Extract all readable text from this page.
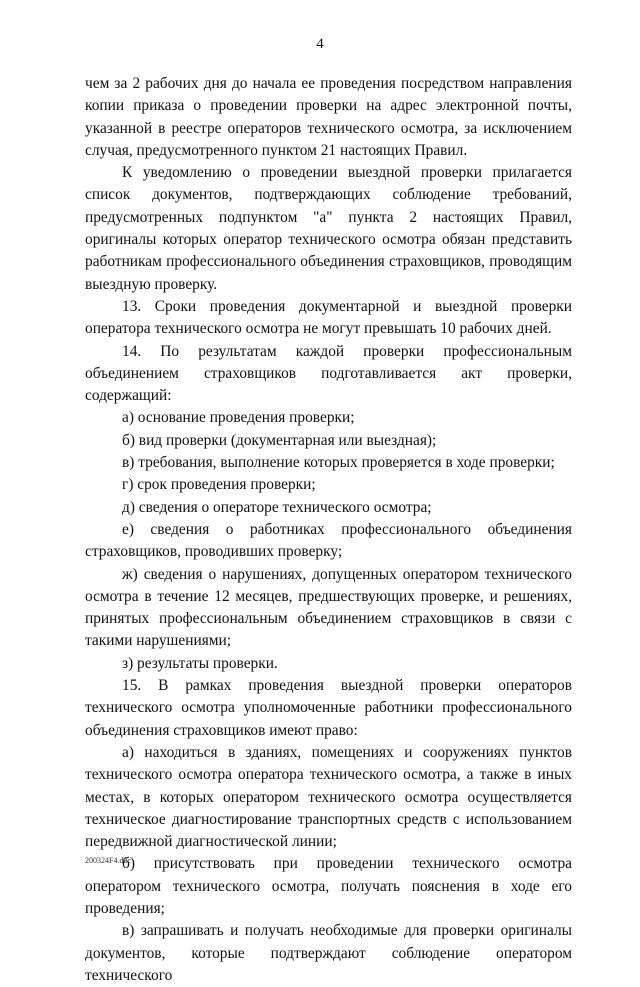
4

чем за 2 рабочих дня до начала ее проведения посредством направления копии приказа о проведении проверки на адрес электронной почты, указанной в реестре операторов технического осмотра, за исключением случая, предусмотренного пунктом 21 настоящих Правил.

К уведомлению о проведении выездной проверки прилагается список документов, подтверждающих соблюдение требований, предусмотренных подпунктом "а" пункта 2 настоящих Правил, оригиналы которых оператор технического осмотра обязан представить работникам профессионального объединения страховщиков, проводящим выездную проверку.

13. Сроки проведения документарной и выездной проверки оператора технического осмотра не могут превышать 10 рабочих дней.

14. По результатам каждой проверки профессиональным объединением страховщиков подготавливается акт проверки, содержащий:

а) основание проведения проверки;

б) вид проверки (документарная или выездная);

в) требования, выполнение которых проверяется в ходе проверки;

г) срок проведения проверки;

д) сведения о операторе технического осмотра;

е) сведения о работниках профессионального объединения страховщиков, проводивших проверку;

ж) сведения о нарушениях, допущенных оператором технического осмотра в течение 12 месяцев, предшествующих проверке, и решениях, принятых профессиональным объединением страховщиков в связи с такими нарушениями;

з) результаты проверки.

15. В рамках проведения выездной проверки операторов технического осмотра уполномоченные работники профессионального объединения страховщиков имеют право:

а) находиться в зданиях, помещениях и сооружениях пунктов технического осмотра оператора технического осмотра, а также в иных местах, в которых оператором технического осмотра осуществляется техническое диагностирование транспортных средств с использованием передвижной диагностической линии;

б) присутствовать при проведении технического осмотра оператором технического осмотра, получать пояснения в ходе его проведения;

в) запрашивать и получать необходимые для проверки оригиналы документов, которые подтверждают соблюдение оператором технического

200324F4.doc
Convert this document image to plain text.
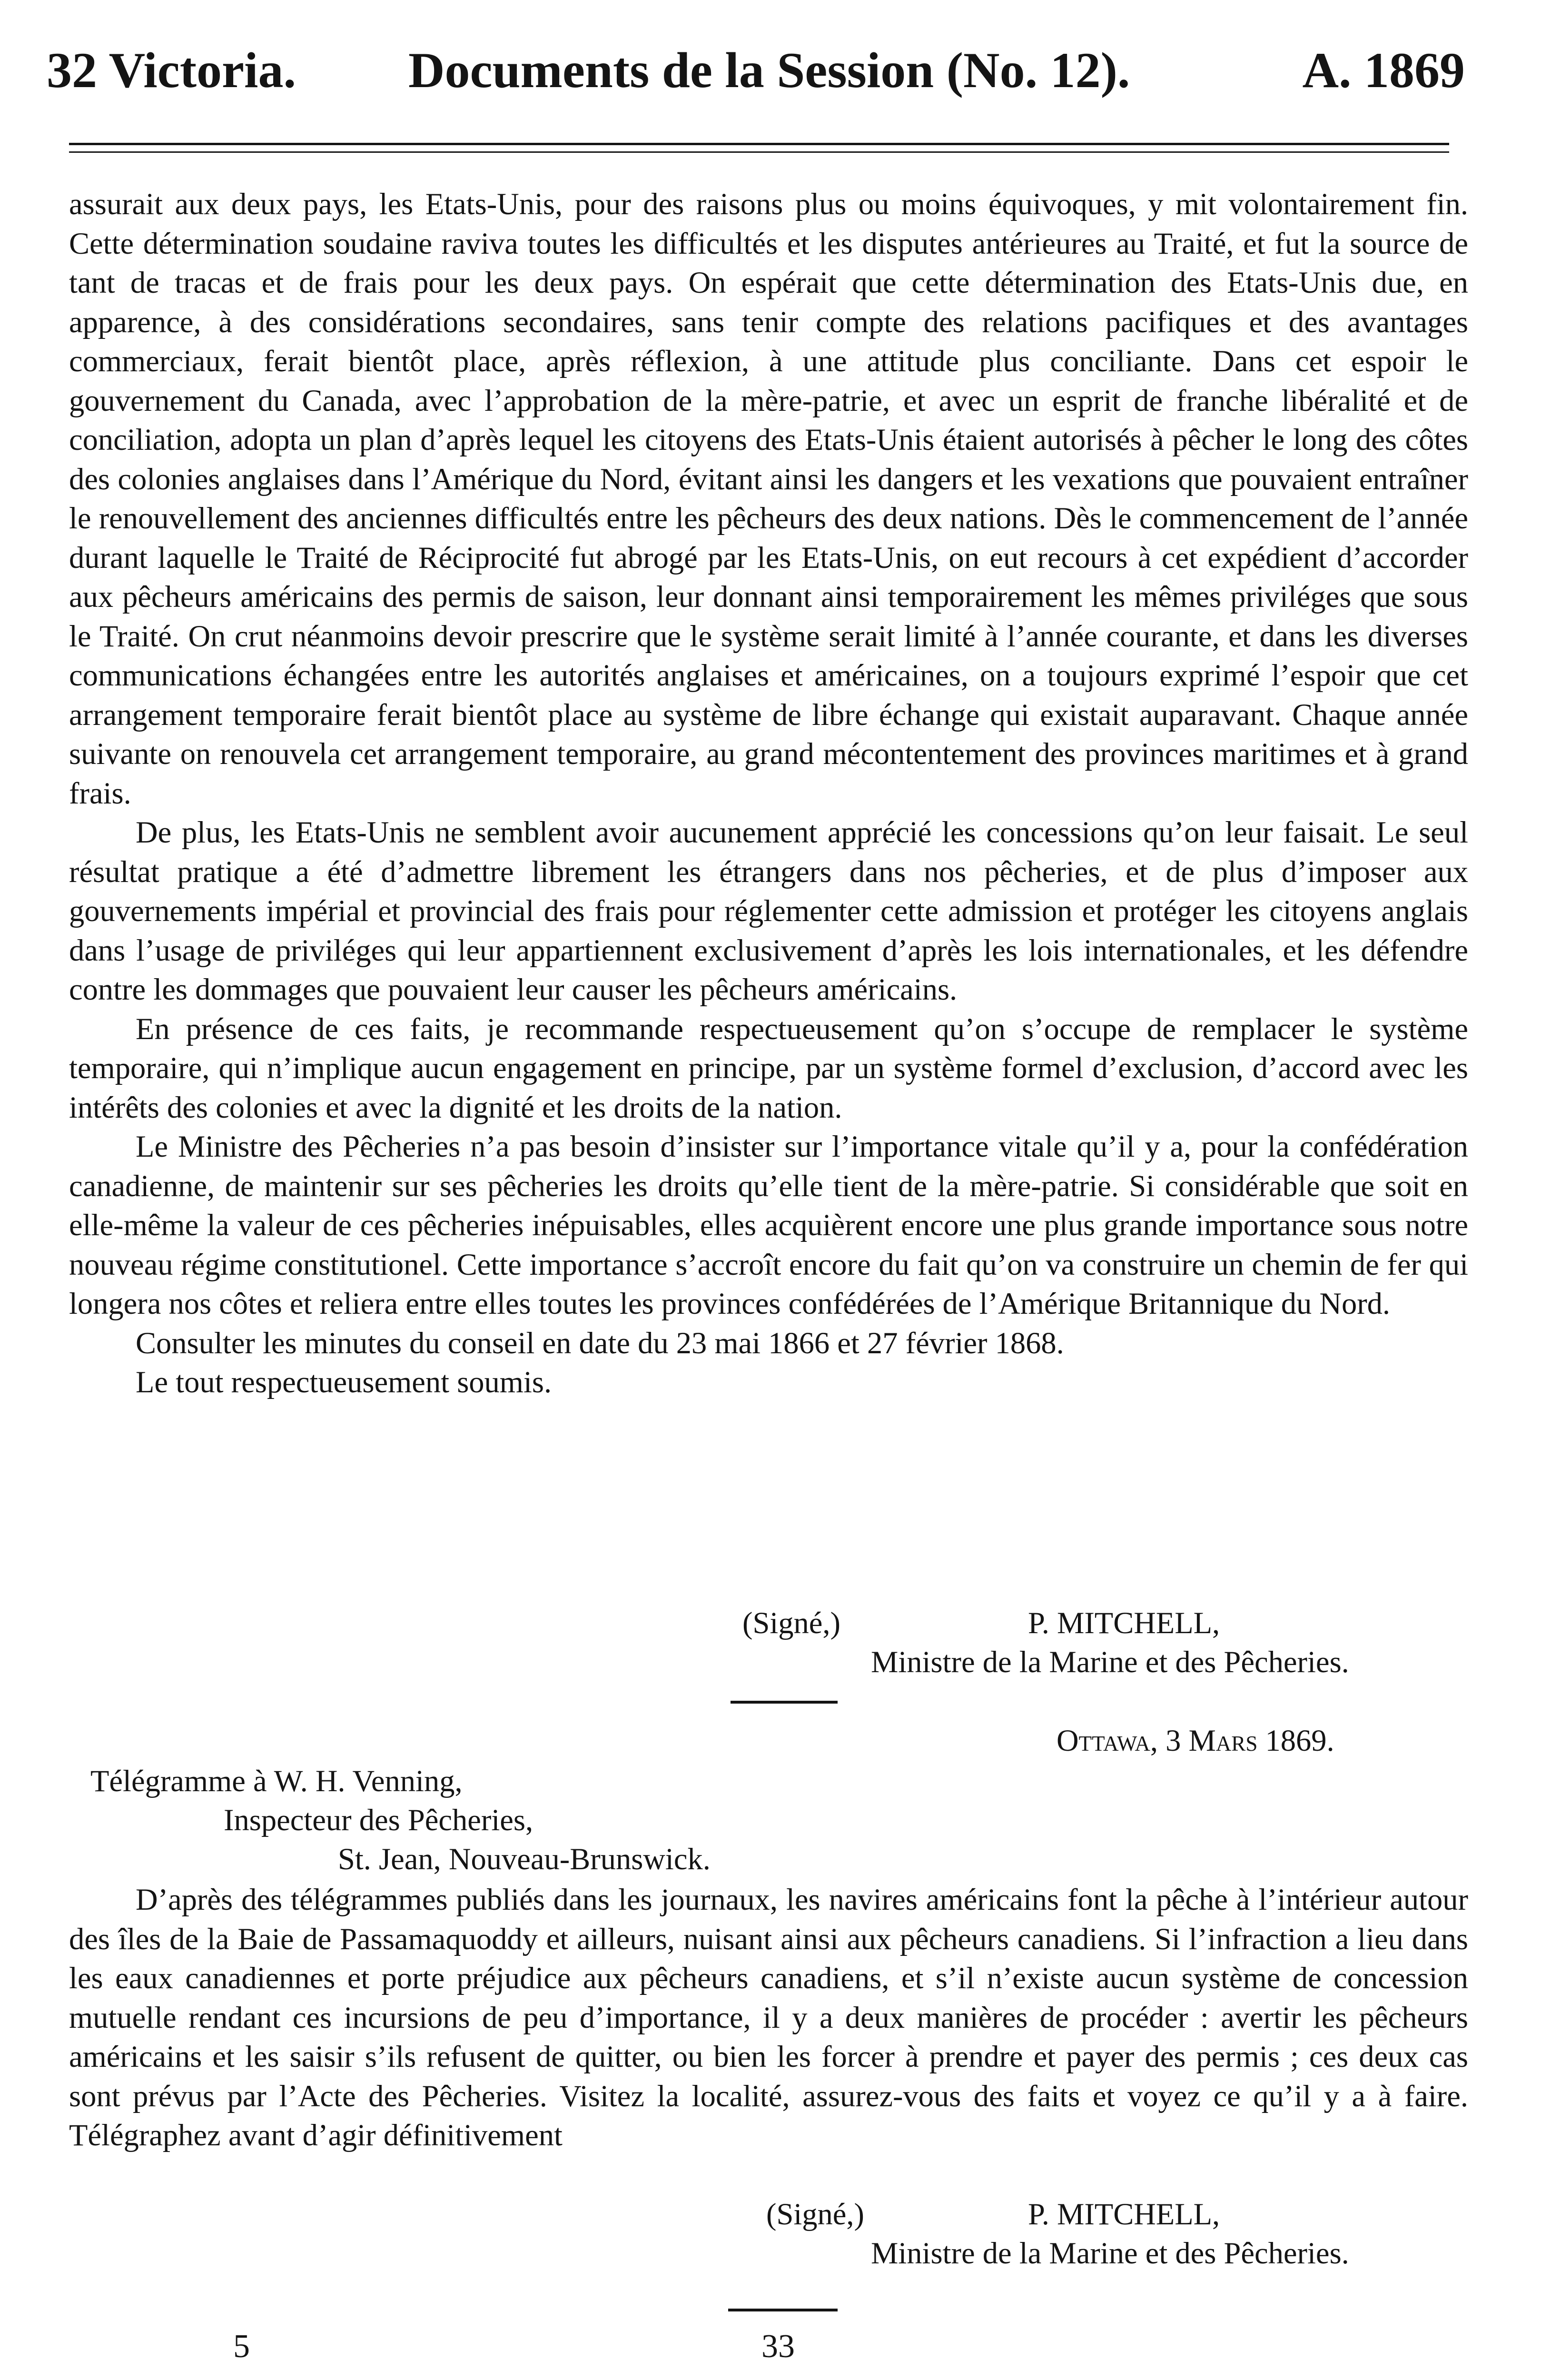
32 Victoria. Documents de la Session (No. 12).	A. 1869

assurait aux deux pays, les Etats-Unis, pour des raisons plus ou moins équivoques, y mit volontairement fin. Cette détermination soudaine raviva toutes les difficultés et les disputes antérieures au Traité, et fut la source de tant de tracas et de frais pour les deux pays. On espérait que cette détermination des Etats-Unis due, en apparence, à des considérations secondaires, sans tenir compte des relations pacifiques et des avantages commerciaux, ferait bientôt place, après réflexion, à une attitude plus conciliante. Dans cet espoir le gouvernement du Canada, avec l’approbation de la mère-patrie, et avec un esprit de franche libéralité et de conciliation, adopta un plan d’après lequel les citoyens des Etats-Unis étaient autorisés à pêcher le long des côtes des colonies anglaises dans l’Amérique du Nord, évitant ainsi les dangers et les vexations que pouvaient entraîner le renouvellement des anciennes difficultés entre les pêcheurs des deux nations. Dès le commencement de l’année durant laquelle le Traité de Réciprocité fut abrogé par les Etats-Unis, on eut recours à cet expédient d’accorder aux pêcheurs américains des permis de saison, leur donnant ainsi temporairement les mêmes priviléges que sous le Traité. On crut néanmoins devoir prescrire que le système serait limité à l’année courante, et dans les diverses communications échangées entre les autorités anglaises et américaines, on a toujours exprimé l’espoir que cet arrangement temporaire ferait bientôt place au système de libre échange qui existait auparavant. Chaque année suivante on renouvela cet arrangement temporaire, au grand mécontentement des provinces maritimes et à grand frais.

De plus, les Etats-Unis ne semblent avoir aucunement apprécié les concessions qu’on leur faisait. Le seul résultat pratique a été d’admettre librement les étrangers dans nos pêcheries, et de plus d’imposer aux gouvernements impérial et provincial des frais pour réglementer cette admission et protéger les citoyens anglais dans l’usage de priviléges qui leur appartiennent exclusivement d’après les lois internationales, et les défendre contre les dommages que pouvaient leur causer les pêcheurs américains.

En présence de ces faits, je recommande respectueusement qu’on s’occupe de remplacer le système temporaire, qui n’implique aucun engagement en principe, par un système formel d’exclusion, d’accord avec les intérêts des colonies et avec la dignité et les droits de la nation.

Le Ministre des Pêcheries n’a pas besoin d’insister sur l’importance vitale qu’il y a, pour la confédération canadienne, de maintenir sur ses pêcheries les droits qu’elle tient de la mère-patrie. Si considérable que soit en elle-même la valeur de ces pêcheries inépuisables, elles acquièrent encore une plus grande importance sous notre nouveau régime constitutionel. Cette importance s’accroît encore du fait qu’on va construire un chemin de fer qui longera nos côtes et reliera entre elles toutes les provinces confédérées de l’Amérique Britannique du Nord.

Consulter les minutes du conseil en date du 23 mai 1866 et 27 février 1868.

Le tout respectueusement soumis.

(Signé,)	P. MITCHELL,
Ministre de la Marine et des Pêcheries.
Ottawa, 3 Mars 1869.
Télégramme à W. H. Venning,
Inspecteur des Pêcheries,
St. Jean, Nouveau-Brunswick.

D’après des télégrammes publiés dans les journaux, les navires américains font la pêche à l’intérieur autour des îles de la Baie de Passamaquoddy et ailleurs, nuisant ainsi aux pêcheurs canadiens. Si l’infraction a lieu dans les eaux canadiennes et porte préjudice aux pêcheurs canadiens, et s’il n’existe aucun système de concession mutuelle rendant ces incursions de peu d’importance, il y a deux manières de procéder : avertir les pêcheurs américains et les saisir s’ils refusent de quitter, ou bien les forcer à prendre et payer des permis ; ces deux cas sont prévus par l’Acte des Pêcheries. Visitez la localité, assurez-vous des faits et voyez ce qu’il y a à faire. Télégraphez avant d’agir définitivement

(Signé,)	P. MITCHELL,
Ministre de la Marine et des Pêcheries.
5	33
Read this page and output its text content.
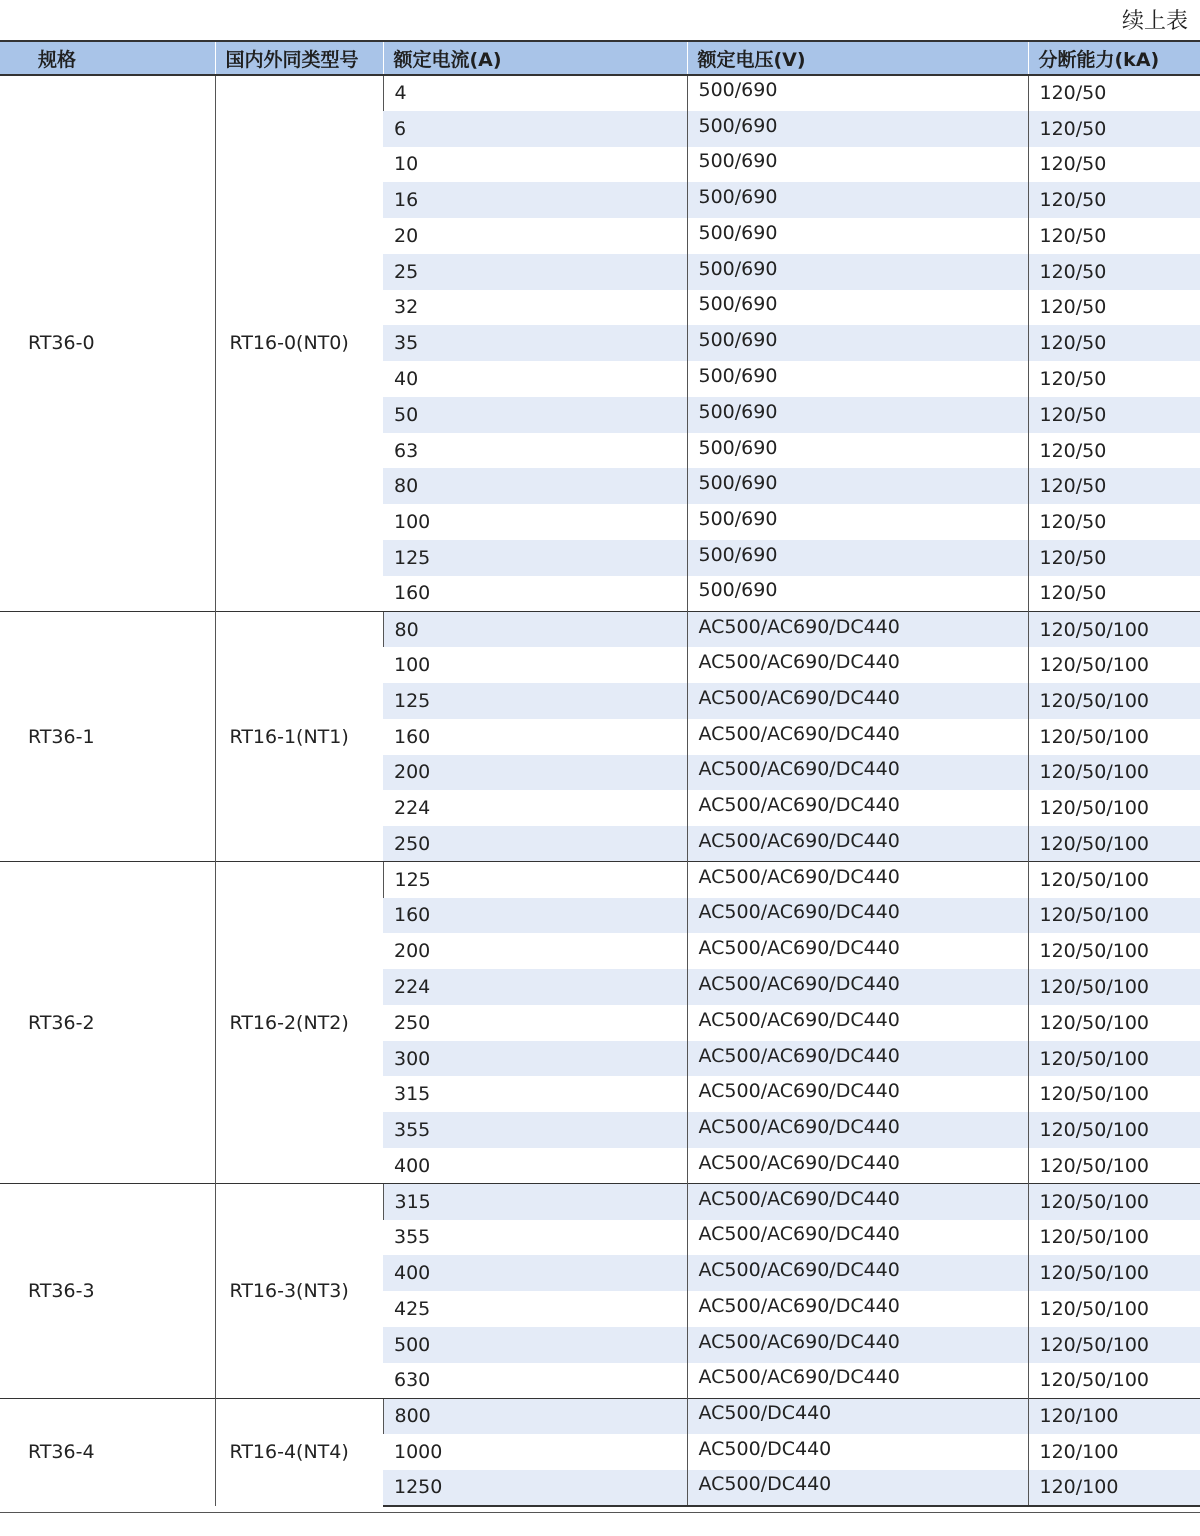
续上表
规格	国内外同类型号	额定电流(A)	额定电压(V)	分断能力(kA)
RT36-0	RT16-0(NT0)	4	500/690	120/50
		6	500/690	120/50
		10	500/690	120/50
		16	500/690	120/50
		20	500/690	120/50
		25	500/690	120/50
		32	500/690	120/50
		35	500/690	120/50
		40	500/690	120/50
		50	500/690	120/50
		63	500/690	120/50
		80	500/690	120/50
		100	500/690	120/50
		125	500/690	120/50
		160	500/690	120/50
RT36-1	RT16-1(NT1)	80	AC500/AC690/DC440	120/50/100
		100	AC500/AC690/DC440	120/50/100
		125	AC500/AC690/DC440	120/50/100
		160	AC500/AC690/DC440	120/50/100
		200	AC500/AC690/DC440	120/50/100
		224	AC500/AC690/DC440	120/50/100
		250	AC500/AC690/DC440	120/50/100
RT36-2	RT16-2(NT2)	125	AC500/AC690/DC440	120/50/100
		160	AC500/AC690/DC440	120/50/100
		200	AC500/AC690/DC440	120/50/100
		224	AC500/AC690/DC440	120/50/100
		250	AC500/AC690/DC440	120/50/100
		300	AC500/AC690/DC440	120/50/100
		315	AC500/AC690/DC440	120/50/100
		355	AC500/AC690/DC440	120/50/100
		400	AC500/AC690/DC440	120/50/100
RT36-3	RT16-3(NT3)	315	AC500/AC690/DC440	120/50/100
		355	AC500/AC690/DC440	120/50/100
		400	AC500/AC690/DC440	120/50/100
		425	AC500/AC690/DC440	120/50/100
		500	AC500/AC690/DC440	120/50/100
		630	AC500/AC690/DC440	120/50/100
RT36-4	RT16-4(NT4)	800	AC500/DC440	120/100
		1000	AC500/DC440	120/100
		1250	AC500/DC440	120/100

WRITTEN PROBLEM
Will you repeat the material above, but only from the line containing "Read this page and output its text content." through its last line, exactly and without the pictures?

RESPONSE TO THIS EXERCISE
Read this page and output its text content.
续上表
规格	国内外同类型号	额定电流(A)	额定电压(V)	分断能力(kA)
RT36-0	RT16-0(NT0)	4	500/690	120/50
		6	500/690	120/50
		10	500/690	120/50
		16	500/690	120/50
		20	500/690	120/50
		25	500/690	120/50
		32	500/690	120/50
		35	500/690	120/50
		40	500/690	120/50
		50	500/690	120/50
		63	500/690	120/50
		80	500/690	120/50
		100	500/690	120/50
		125	500/690	120/50
		160	500/690	120/50
RT36-1	RT16-1(NT1)	80	AC500/AC690/DC440	120/50/100
		100	AC500/AC690/DC440	120/50/100
		125	AC500/AC690/DC440	120/50/100
		160	AC500/AC690/DC440	120/50/100
		200	AC500/AC690/DC440	120/50/100
		224	AC500/AC690/DC440	120/50/100
		250	AC500/AC690/DC440	120/50/100
RT36-2	RT16-2(NT2)	125	AC500/AC690/DC440	120/50/100
		160	AC500/AC690/DC440	120/50/100
		200	AC500/AC690/DC440	120/50/100
		224	AC500/AC690/DC440	120/50/100
		250	AC500/AC690/DC440	120/50/100
		300	AC500/AC690/DC440	120/50/100
		315	AC500/AC690/DC440	120/50/100
		355	AC500/AC690/DC440	120/50/100
		400	AC500/AC690/DC440	120/50/100
RT36-3	RT16-3(NT3)	315	AC500/AC690/DC440	120/50/100
		355	AC500/AC690/DC440	120/50/100
		400	AC500/AC690/DC440	120/50/100
		425	AC500/AC690/DC440	120/50/100
		500	AC500/AC690/DC440	120/50/100
		630	AC500/AC690/DC440	120/50/100
RT36-4	RT16-4(NT4)	800	AC500/DC440	120/100
		1000	AC500/DC440	120/100
		1250	AC500/DC440	120/100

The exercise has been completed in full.